Aim> Please restate the following records word for word.

Dataset rows>

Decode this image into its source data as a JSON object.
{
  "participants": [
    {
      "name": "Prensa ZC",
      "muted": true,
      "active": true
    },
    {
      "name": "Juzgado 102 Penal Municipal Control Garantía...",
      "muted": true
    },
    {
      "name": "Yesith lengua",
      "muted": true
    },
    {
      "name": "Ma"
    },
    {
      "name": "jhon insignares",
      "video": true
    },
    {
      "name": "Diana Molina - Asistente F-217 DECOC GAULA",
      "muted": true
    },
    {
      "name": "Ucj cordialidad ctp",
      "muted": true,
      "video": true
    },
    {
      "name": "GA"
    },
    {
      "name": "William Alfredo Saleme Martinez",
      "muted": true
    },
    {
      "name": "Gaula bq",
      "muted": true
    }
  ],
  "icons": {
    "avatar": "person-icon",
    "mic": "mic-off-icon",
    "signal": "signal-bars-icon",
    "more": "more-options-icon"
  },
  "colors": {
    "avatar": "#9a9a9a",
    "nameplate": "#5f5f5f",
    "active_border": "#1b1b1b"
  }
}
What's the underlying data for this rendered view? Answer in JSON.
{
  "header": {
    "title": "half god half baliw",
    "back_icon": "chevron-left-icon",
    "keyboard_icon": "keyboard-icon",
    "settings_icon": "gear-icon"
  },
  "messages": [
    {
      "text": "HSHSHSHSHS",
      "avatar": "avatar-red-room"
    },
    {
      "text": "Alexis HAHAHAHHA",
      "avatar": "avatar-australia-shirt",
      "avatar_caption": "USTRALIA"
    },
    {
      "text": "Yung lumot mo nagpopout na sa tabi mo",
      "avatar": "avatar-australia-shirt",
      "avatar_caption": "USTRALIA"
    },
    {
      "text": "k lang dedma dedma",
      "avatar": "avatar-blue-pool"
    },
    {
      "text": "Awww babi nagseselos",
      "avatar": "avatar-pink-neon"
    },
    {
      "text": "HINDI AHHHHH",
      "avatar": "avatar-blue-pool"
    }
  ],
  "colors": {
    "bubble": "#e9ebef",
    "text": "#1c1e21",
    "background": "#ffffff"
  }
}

Result>
Decode this image into its source data as a JSON object.
{
  "participants": [
    {
      "name": "Prensa ZC",
      "muted": true,
      "active": true
    },
    {
      "name": "Juzgado 102 Penal Municipal Control Garantía...",
      "muted": true
    },
    {
      "name": "Yesith lengua",
      "muted": true
    },
    {
      "name": "Ma"
    },
    {
      "name": "jhon insignares",
      "video": true
    },
    {
      "name": "Diana Molina - Asistente F-217 DECOC GAULA",
      "muted": true
    },
    {
      "name": "Ucj cordialidad ctp",
      "muted": true,
      "video": true
    },
    {
      "name": "GA"
    },
    {
      "name": "William Alfredo Saleme Martinez",
      "muted": true
    },
    {
      "name": "Gaula bq",
      "muted": true
    }
  ],
  "icons": {
    "avatar": "person-icon",
    "mic": "mic-off-icon",
    "signal": "signal-bars-icon",
    "more": "more-options-icon"
  },
  "colors": {
    "avatar": "#9a9a9a",
    "nameplate": "#5f5f5f",
    "active_border": "#1b1b1b"
  }
}
What's the underlying data for this rendered view? Answer in JSON.
{
  "header": {
    "title": "half god half baliw",
    "back_icon": "chevron-left-icon",
    "keyboard_icon": "keyboard-icon",
    "settings_icon": "gear-icon"
  },
  "messages": [
    {
      "text": "HSHSHSHSHS",
      "avatar": "avatar-red-room"
    },
    {
      "text": "Alexis HAHAHAHHA",
      "avatar": "avatar-australia-shirt",
      "avatar_caption": "USTRALIA"
    },
    {
      "text": "Yung lumot mo nagpopout na sa tabi mo",
      "avatar": "avatar-australia-shirt",
      "avatar_caption": "USTRALIA"
    },
    {
      "text": "k lang dedma dedma",
      "avatar": "avatar-blue-pool"
    },
    {
      "text": "Awww babi nagseselos",
      "avatar": "avatar-pink-neon"
    },
    {
      "text": "HINDI AHHHHH",
      "avatar": "avatar-blue-pool"
    }
  ],
  "colors": {
    "bubble": "#e9ebef",
    "text": "#1c1e21",
    "background": "#ffffff"
  }
}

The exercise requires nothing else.